• **What you are asked to do**: Copy every line of the data that contains the string "JSON".

(Part of a data file)
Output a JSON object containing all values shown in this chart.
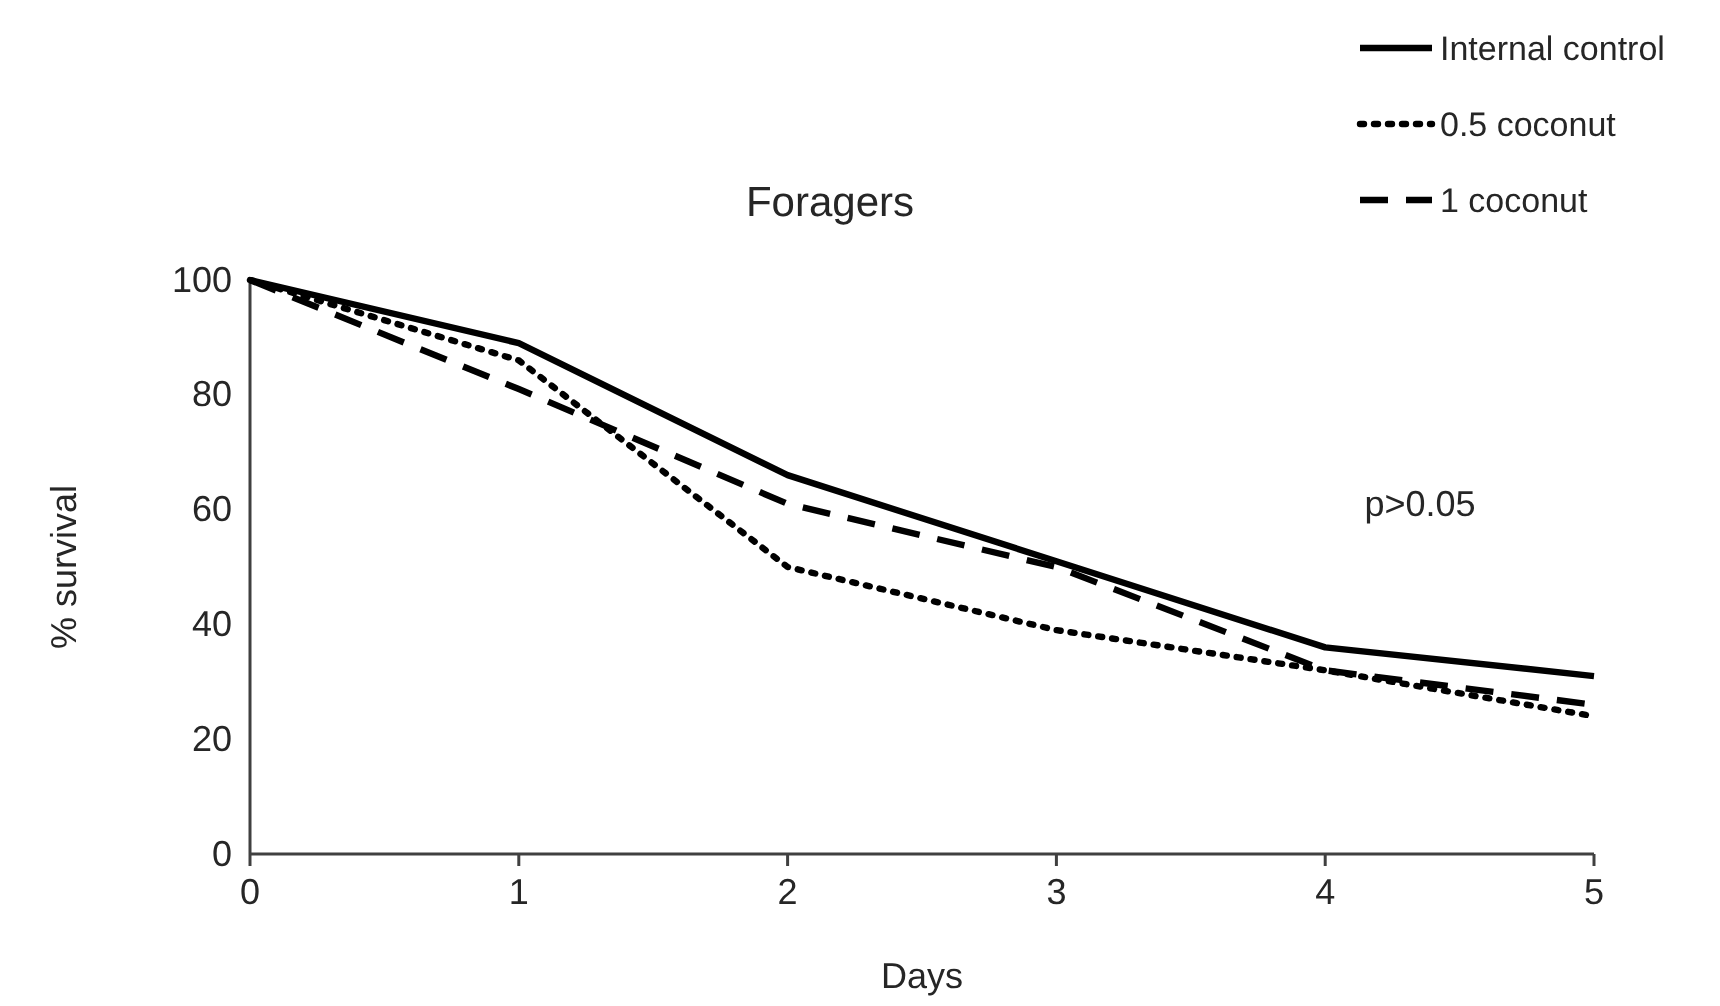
{
  "chart_data": {
    "type": "line",
    "title": "Foragers",
    "xlabel": "Days",
    "ylabel": "% survival",
    "x": [
      0,
      1,
      2,
      3,
      4,
      5
    ],
    "series": [
      {
        "name": "Internal control",
        "color": "#000000",
        "line_style": "solid",
        "values": [
          100,
          89,
          66,
          51,
          36,
          31
        ]
      },
      {
        "name": "0.5 coconut",
        "color": "#000000",
        "line_style": "dotted",
        "values": [
          100,
          86,
          50,
          39,
          32,
          24
        ]
      },
      {
        "name": "1 coconut",
        "color": "#000000",
        "line_style": "dashed",
        "values": [
          100,
          81,
          61,
          50,
          32,
          26
        ]
      }
    ],
    "xlim": [
      0,
      5
    ],
    "xticks": [
      0,
      1,
      2,
      3,
      4,
      5
    ],
    "ylim": [
      0,
      100
    ],
    "yticks": [
      0,
      20,
      40,
      60,
      80,
      100
    ],
    "grid": false,
    "legend": "top right",
    "marker": "none",
    "annotations": [
      "p>0.05"
    ]
  }
}
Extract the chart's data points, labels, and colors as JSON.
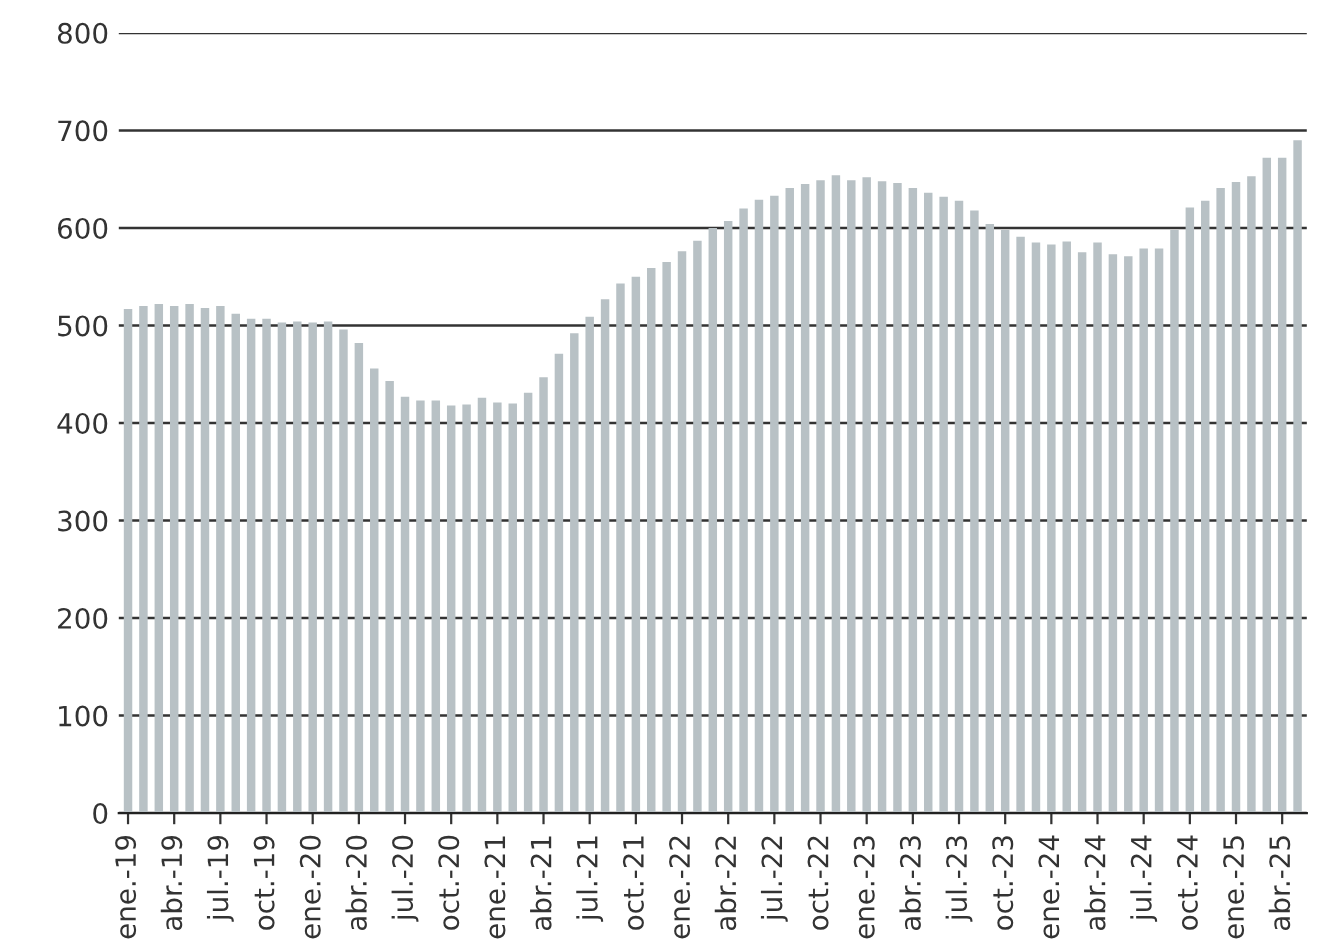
{
  "chart_data": {
    "type": "bar",
    "categories": [
      "ene.-19",
      null,
      null,
      "abr.-19",
      null,
      null,
      "jul.-19",
      null,
      null,
      "oct.-19",
      null,
      null,
      "ene.-20",
      null,
      null,
      "abr.-20",
      null,
      null,
      "jul.-20",
      null,
      null,
      "oct.-20",
      null,
      null,
      "ene.-21",
      null,
      null,
      "abr.-21",
      null,
      null,
      "jul.-21",
      null,
      null,
      "oct.-21",
      null,
      null,
      "ene.-22",
      null,
      null,
      "abr.-22",
      null,
      null,
      "jul.-22",
      null,
      null,
      "oct.-22",
      null,
      null,
      "ene.-23",
      null,
      null,
      "abr.-23",
      null,
      null,
      "jul.-23",
      null,
      null,
      "oct.-23",
      null,
      null,
      "ene.-24",
      null,
      null,
      "abr.-24",
      null,
      null,
      "jul.-24",
      null,
      null,
      "oct.-24",
      null,
      null,
      "ene.-25",
      null,
      null,
      "abr.-25",
      null
    ],
    "values": [
      517,
      520,
      522,
      520,
      522,
      518,
      520,
      512,
      507,
      507,
      503,
      504,
      503,
      504,
      496,
      482,
      456,
      443,
      427,
      423,
      423,
      418,
      419,
      426,
      421,
      420,
      431,
      447,
      471,
      492,
      509,
      527,
      543,
      550,
      559,
      565,
      576,
      587,
      600,
      607,
      620,
      629,
      633,
      641,
      645,
      649,
      654,
      649,
      652,
      648,
      646,
      641,
      636,
      632,
      628,
      618,
      604,
      598,
      591,
      585,
      583,
      586,
      575,
      585,
      573,
      571,
      579,
      579,
      598,
      621,
      628,
      641,
      647,
      653,
      672,
      672,
      690
    ],
    "color": "#b8c1c5",
    "ylim": [
      0,
      800
    ],
    "yticks": [
      0,
      100,
      200,
      300,
      400,
      500,
      600,
      700,
      800
    ],
    "grid": "y"
  }
}
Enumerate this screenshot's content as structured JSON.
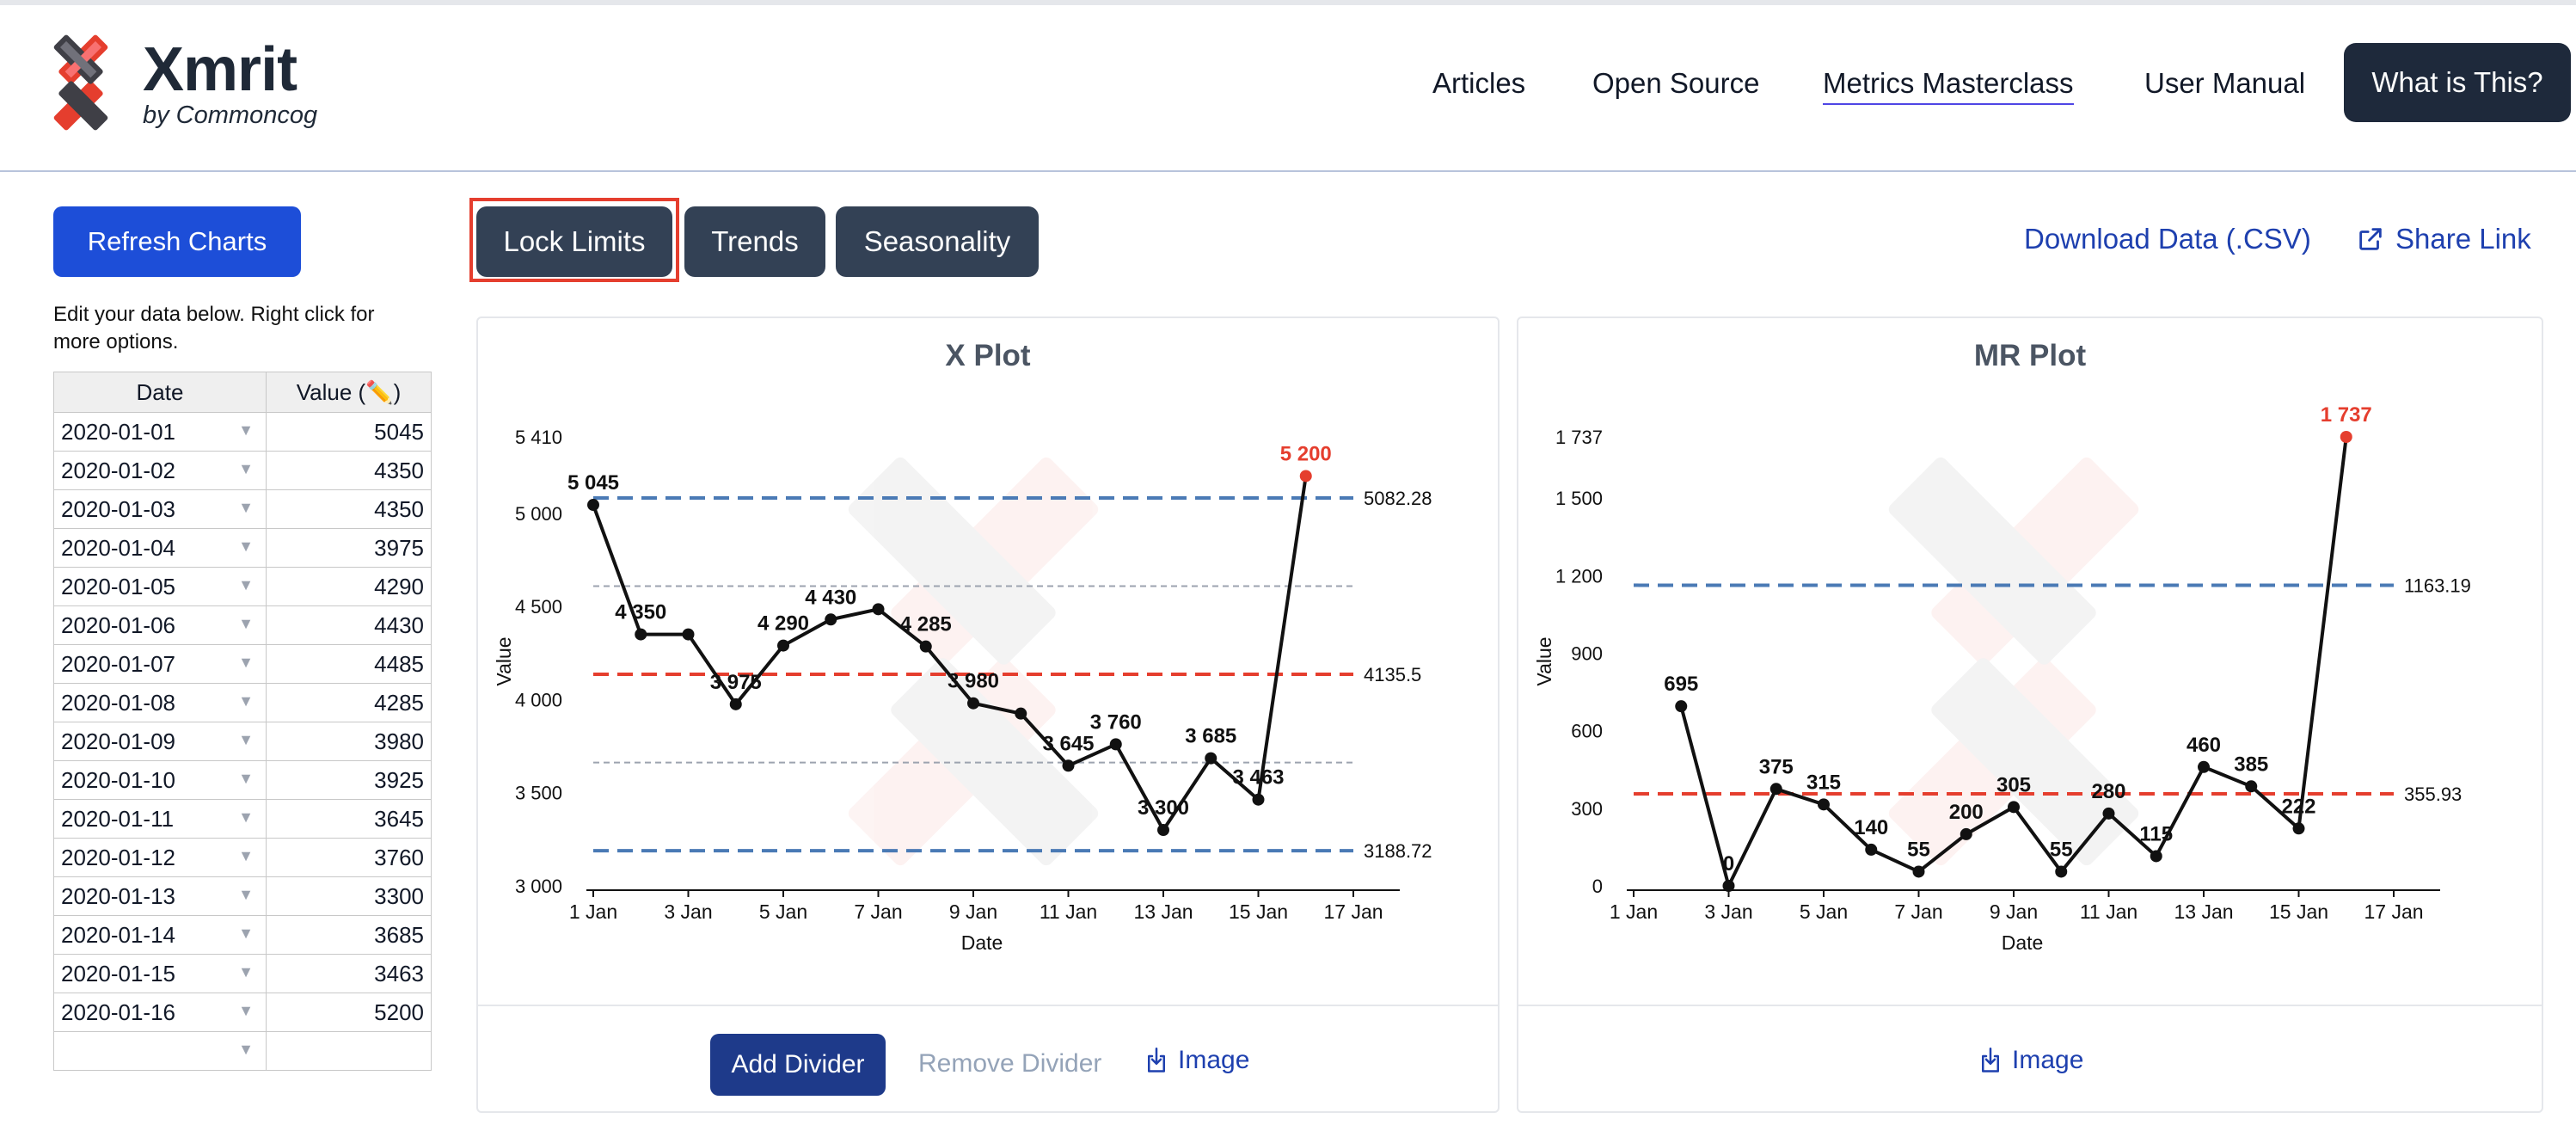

• **Exercise answer**:
Output a JSON object containing all values shown in this chart.
Extract the chart's data points, labels, and colors as JSON.
Enumerate this screenshot's content as structured JSON.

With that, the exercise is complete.